**DO THIS:** Every entry below must be repeated exactly; skip the pictures.

**STORED DATA:**
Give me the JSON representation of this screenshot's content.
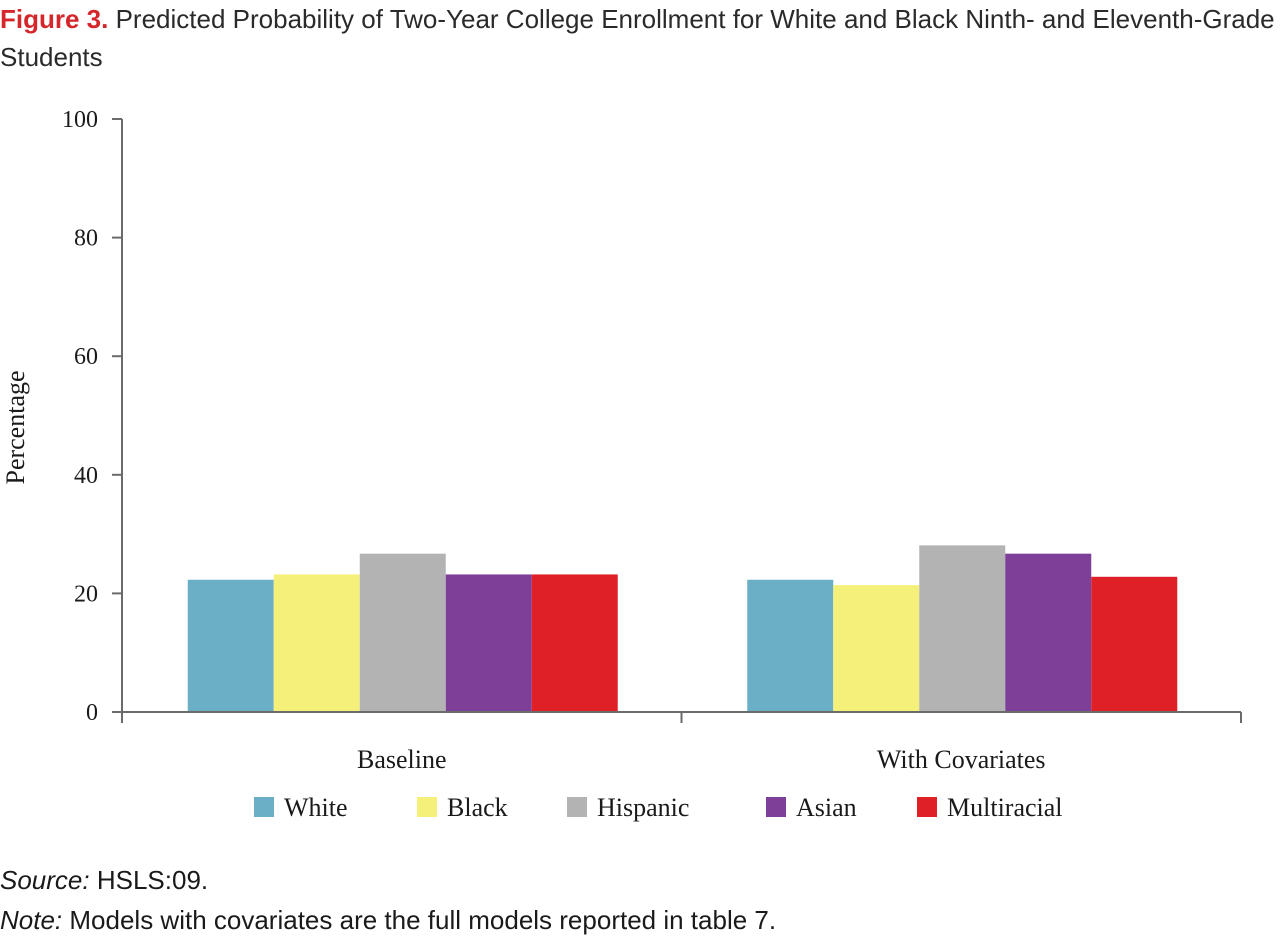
{
  "figure": {
    "label": "Figure 3.",
    "title": "Predicted Probability of Two-Year College Enrollment for White and Black Ninth- and Eleventh-Grade Students"
  },
  "notes": {
    "source_label": "Source:",
    "source_text": "HSLS:09.",
    "note_label": "Note:",
    "note_text": "Models with covariates are the full models reported in table 7."
  },
  "chart_data": {
    "type": "bar",
    "title": "",
    "xlabel": "",
    "ylabel": "Percentage",
    "ylim": [
      0,
      100
    ],
    "yticks": [
      0,
      20,
      40,
      60,
      80,
      100
    ],
    "grid": false,
    "legend_position": "bottom",
    "categories": [
      "Baseline",
      "With Covariates"
    ],
    "series": [
      {
        "name": "White",
        "color": "#6aafc6",
        "values": [
          22.3,
          22.3
        ]
      },
      {
        "name": "Black",
        "color": "#f5f07a",
        "values": [
          23.2,
          21.4
        ]
      },
      {
        "name": "Hispanic",
        "color": "#b3b3b3",
        "values": [
          26.7,
          28.1
        ]
      },
      {
        "name": "Asian",
        "color": "#7d3f98",
        "values": [
          23.2,
          26.7
        ]
      },
      {
        "name": "Multiracial",
        "color": "#df2027",
        "values": [
          23.2,
          22.8
        ]
      }
    ]
  }
}
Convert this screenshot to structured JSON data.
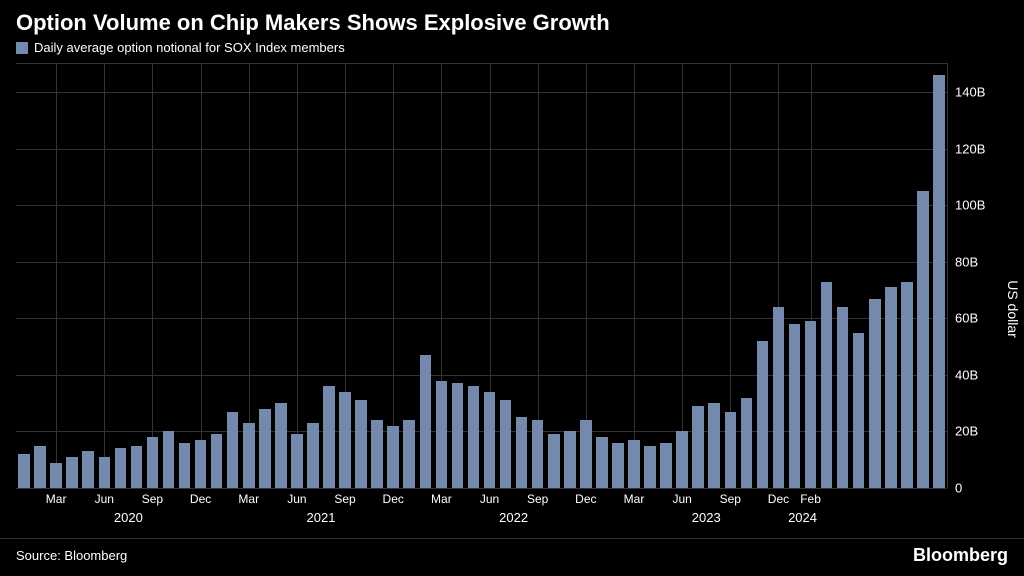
{
  "title": "Option Volume on Chip Makers Shows Explosive Growth",
  "legend": {
    "swatch_color": "#7489ab",
    "label": "Daily average option notional for SOX Index members"
  },
  "chart": {
    "type": "bar",
    "background_color": "#000000",
    "grid_color": "#333333",
    "bar_color": "#7489ab",
    "bar_width_ratio": 0.72,
    "y_axis": {
      "title": "US dollar",
      "min": 0,
      "max": 150,
      "ticks": [
        0,
        20,
        40,
        60,
        80,
        100,
        120,
        140
      ],
      "tick_labels": [
        "0",
        "20B",
        "40B",
        "60B",
        "80B",
        "100B",
        "120B",
        "140B"
      ],
      "label_color": "#ffffff",
      "label_fontsize": 13
    },
    "x_axis": {
      "month_ticks": [
        {
          "index": 2,
          "label": "Mar"
        },
        {
          "index": 5,
          "label": "Jun"
        },
        {
          "index": 8,
          "label": "Sep"
        },
        {
          "index": 11,
          "label": "Dec"
        },
        {
          "index": 14,
          "label": "Mar"
        },
        {
          "index": 17,
          "label": "Jun"
        },
        {
          "index": 20,
          "label": "Sep"
        },
        {
          "index": 23,
          "label": "Dec"
        },
        {
          "index": 26,
          "label": "Mar"
        },
        {
          "index": 29,
          "label": "Jun"
        },
        {
          "index": 32,
          "label": "Sep"
        },
        {
          "index": 35,
          "label": "Dec"
        },
        {
          "index": 38,
          "label": "Mar"
        },
        {
          "index": 41,
          "label": "Jun"
        },
        {
          "index": 44,
          "label": "Sep"
        },
        {
          "index": 47,
          "label": "Dec"
        },
        {
          "index": 49,
          "label": "Feb"
        }
      ],
      "year_ticks": [
        {
          "index": 6.5,
          "label": "2020"
        },
        {
          "index": 18.5,
          "label": "2021"
        },
        {
          "index": 30.5,
          "label": "2022"
        },
        {
          "index": 42.5,
          "label": "2023"
        },
        {
          "index": 48.5,
          "label": "2024"
        }
      ],
      "label_color": "#ffffff",
      "label_fontsize": 12
    },
    "values": [
      12,
      15,
      9,
      11,
      13,
      11,
      14,
      15,
      18,
      20,
      16,
      17,
      19,
      27,
      23,
      28,
      30,
      19,
      23,
      36,
      34,
      31,
      24,
      22,
      24,
      47,
      38,
      37,
      36,
      34,
      31,
      25,
      24,
      19,
      20,
      24,
      18,
      16,
      17,
      15,
      16,
      20,
      29,
      30,
      27,
      32,
      52,
      64,
      58,
      59,
      73,
      64,
      55,
      67,
      71,
      73,
      105,
      146
    ]
  },
  "footer": {
    "source": "Source: Bloomberg",
    "brand": "Bloomberg"
  }
}
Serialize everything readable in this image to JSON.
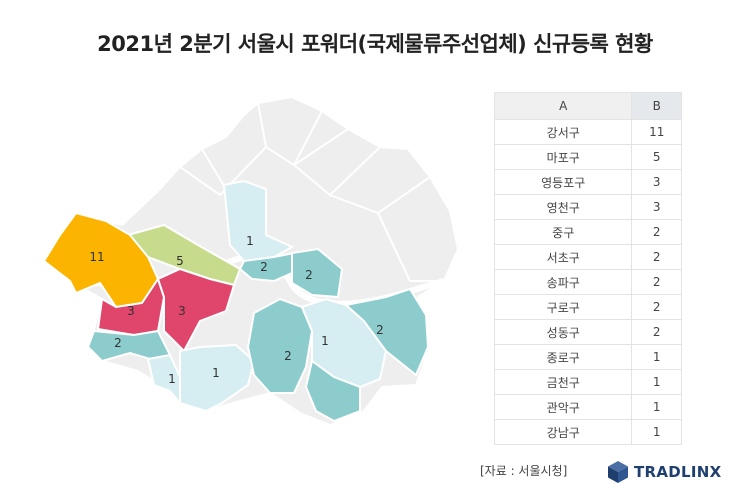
{
  "title": "2021년 2분기 서울시 포워더(국제물류주선업체) 신규등록 현황",
  "source": "[자료 : 서울시청]",
  "logo": {
    "text": "TRADLINX",
    "icon": "tradlinx-cube-icon"
  },
  "colors": {
    "background_district": "#eeeeee",
    "value_1": "#d6eef1",
    "value_2": "#8ccccd",
    "value_3": "#e0456b",
    "value_5": "#c6dc8c",
    "value_11": "#fbb400"
  },
  "chart_data": [
    {
      "type": "map",
      "regions": [
        {
          "name": "강서구",
          "value": 11
        },
        {
          "name": "마포구",
          "value": 5
        },
        {
          "name": "영등포구",
          "value": 3
        },
        {
          "name": "영천구",
          "value": 3
        },
        {
          "name": "중구",
          "value": 2
        },
        {
          "name": "서초구",
          "value": 2
        },
        {
          "name": "송파구",
          "value": 2
        },
        {
          "name": "구로구",
          "value": 2
        },
        {
          "name": "성동구",
          "value": 2
        },
        {
          "name": "종로구",
          "value": 1
        },
        {
          "name": "금천구",
          "value": 1
        },
        {
          "name": "관악구",
          "value": 1
        },
        {
          "name": "강남구",
          "value": 1
        }
      ]
    },
    {
      "type": "table",
      "columns": [
        "A",
        "B"
      ],
      "rows": [
        [
          "강서구",
          "11"
        ],
        [
          "마포구",
          "5"
        ],
        [
          "영등포구",
          "3"
        ],
        [
          "영천구",
          "3"
        ],
        [
          "중구",
          "2"
        ],
        [
          "서초구",
          "2"
        ],
        [
          "송파구",
          "2"
        ],
        [
          "구로구",
          "2"
        ],
        [
          "성동구",
          "2"
        ],
        [
          "종로구",
          "1"
        ],
        [
          "금천구",
          "1"
        ],
        [
          "관악구",
          "1"
        ],
        [
          "강남구",
          "1"
        ]
      ]
    }
  ]
}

**ANSWER:**
Give me the JSON representation of this screenshot's content.
{
  "figure": {
    "label": "Figure 3.",
    "title": "Predicted Probability of Two-Year College Enrollment for White and Black Ninth- and Eleventh-Grade Students"
  },
  "notes": {
    "source_label": "Source:",
    "source_text": "HSLS:09.",
    "note_label": "Note:",
    "note_text": "Models with covariates are the full models reported in table 7."
  },
  "chart_data": {
    "type": "bar",
    "title": "",
    "xlabel": "",
    "ylabel": "Percentage",
    "ylim": [
      0,
      100
    ],
    "yticks": [
      0,
      20,
      40,
      60,
      80,
      100
    ],
    "grid": false,
    "legend_position": "bottom",
    "categories": [
      "Baseline",
      "With Covariates"
    ],
    "series": [
      {
        "name": "White",
        "color": "#6aafc6",
        "values": [
          22.3,
          22.3
        ]
      },
      {
        "name": "Black",
        "color": "#f5f07a",
        "values": [
          23.2,
          21.4
        ]
      },
      {
        "name": "Hispanic",
        "color": "#b3b3b3",
        "values": [
          26.7,
          28.1
        ]
      },
      {
        "name": "Asian",
        "color": "#7d3f98",
        "values": [
          23.2,
          26.7
        ]
      },
      {
        "name": "Multiracial",
        "color": "#df2027",
        "values": [
          23.2,
          22.8
        ]
      }
    ]
  }
}
Convert this screenshot to structured JSON data.
{
  "title": "Option Volume on Chip Makers Shows Explosive Growth",
  "legend": {
    "swatch_color": "#7489ab",
    "label": "Daily average option notional for SOX Index members"
  },
  "chart": {
    "type": "bar",
    "background_color": "#000000",
    "grid_color": "#333333",
    "bar_color": "#7489ab",
    "bar_width_ratio": 0.72,
    "y_axis": {
      "title": "US dollar",
      "min": 0,
      "max": 150,
      "ticks": [
        0,
        20,
        40,
        60,
        80,
        100,
        120,
        140
      ],
      "tick_labels": [
        "0",
        "20B",
        "40B",
        "60B",
        "80B",
        "100B",
        "120B",
        "140B"
      ],
      "label_color": "#ffffff",
      "label_fontsize": 13
    },
    "x_axis": {
      "month_ticks": [
        {
          "index": 2,
          "label": "Mar"
        },
        {
          "index": 5,
          "label": "Jun"
        },
        {
          "index": 8,
          "label": "Sep"
        },
        {
          "index": 11,
          "label": "Dec"
        },
        {
          "index": 14,
          "label": "Mar"
        },
        {
          "index": 17,
          "label": "Jun"
        },
        {
          "index": 20,
          "label": "Sep"
        },
        {
          "index": 23,
          "label": "Dec"
        },
        {
          "index": 26,
          "label": "Mar"
        },
        {
          "index": 29,
          "label": "Jun"
        },
        {
          "index": 32,
          "label": "Sep"
        },
        {
          "index": 35,
          "label": "Dec"
        },
        {
          "index": 38,
          "label": "Mar"
        },
        {
          "index": 41,
          "label": "Jun"
        },
        {
          "index": 44,
          "label": "Sep"
        },
        {
          "index": 47,
          "label": "Dec"
        },
        {
          "index": 49,
          "label": "Feb"
        }
      ],
      "year_ticks": [
        {
          "index": 6.5,
          "label": "2020"
        },
        {
          "index": 18.5,
          "label": "2021"
        },
        {
          "index": 30.5,
          "label": "2022"
        },
        {
          "index": 42.5,
          "label": "2023"
        },
        {
          "index": 48.5,
          "label": "2024"
        }
      ],
      "label_color": "#ffffff",
      "label_fontsize": 12
    },
    "values": [
      12,
      15,
      9,
      11,
      13,
      11,
      14,
      15,
      18,
      20,
      16,
      17,
      19,
      27,
      23,
      28,
      30,
      19,
      23,
      36,
      34,
      31,
      24,
      22,
      24,
      47,
      38,
      37,
      36,
      34,
      31,
      25,
      24,
      19,
      20,
      24,
      18,
      16,
      17,
      15,
      16,
      20,
      29,
      30,
      27,
      32,
      52,
      64,
      58,
      59,
      73,
      64,
      55,
      67,
      71,
      73,
      105,
      146
    ]
  },
  "footer": {
    "source": "Source: Bloomberg",
    "brand": "Bloomberg"
  }
}
Serialize everything readable in this image to JSON.
{
  "title": "2021년 2분기 서울시 포워더(국제물류주선업체) 신규등록 현황",
  "source": "[자료 : 서울시청]",
  "logo": {
    "text": "TRADLINX",
    "icon": "tradlinx-cube-icon"
  },
  "colors": {
    "background_district": "#eeeeee",
    "value_1": "#d6eef1",
    "value_2": "#8ccccd",
    "value_3": "#e0456b",
    "value_5": "#c6dc8c",
    "value_11": "#fbb400"
  },
  "chart_data": [
    {
      "type": "map",
      "regions": [
        {
          "name": "강서구",
          "value": 11
        },
        {
          "name": "마포구",
          "value": 5
        },
        {
          "name": "영등포구",
          "value": 3
        },
        {
          "name": "영천구",
          "value": 3
        },
        {
          "name": "중구",
          "value": 2
        },
        {
          "name": "서초구",
          "value": 2
        },
        {
          "name": "송파구",
          "value": 2
        },
        {
          "name": "구로구",
          "value": 2
        },
        {
          "name": "성동구",
          "value": 2
        },
        {
          "name": "종로구",
          "value": 1
        },
        {
          "name": "금천구",
          "value": 1
        },
        {
          "name": "관악구",
          "value": 1
        },
        {
          "name": "강남구",
          "value": 1
        }
      ]
    },
    {
      "type": "table",
      "columns": [
        "A",
        "B"
      ],
      "rows": [
        [
          "강서구",
          "11"
        ],
        [
          "마포구",
          "5"
        ],
        [
          "영등포구",
          "3"
        ],
        [
          "영천구",
          "3"
        ],
        [
          "중구",
          "2"
        ],
        [
          "서초구",
          "2"
        ],
        [
          "송파구",
          "2"
        ],
        [
          "구로구",
          "2"
        ],
        [
          "성동구",
          "2"
        ],
        [
          "종로구",
          "1"
        ],
        [
          "금천구",
          "1"
        ],
        [
          "관악구",
          "1"
        ],
        [
          "강남구",
          "1"
        ]
      ]
    }
  ]
}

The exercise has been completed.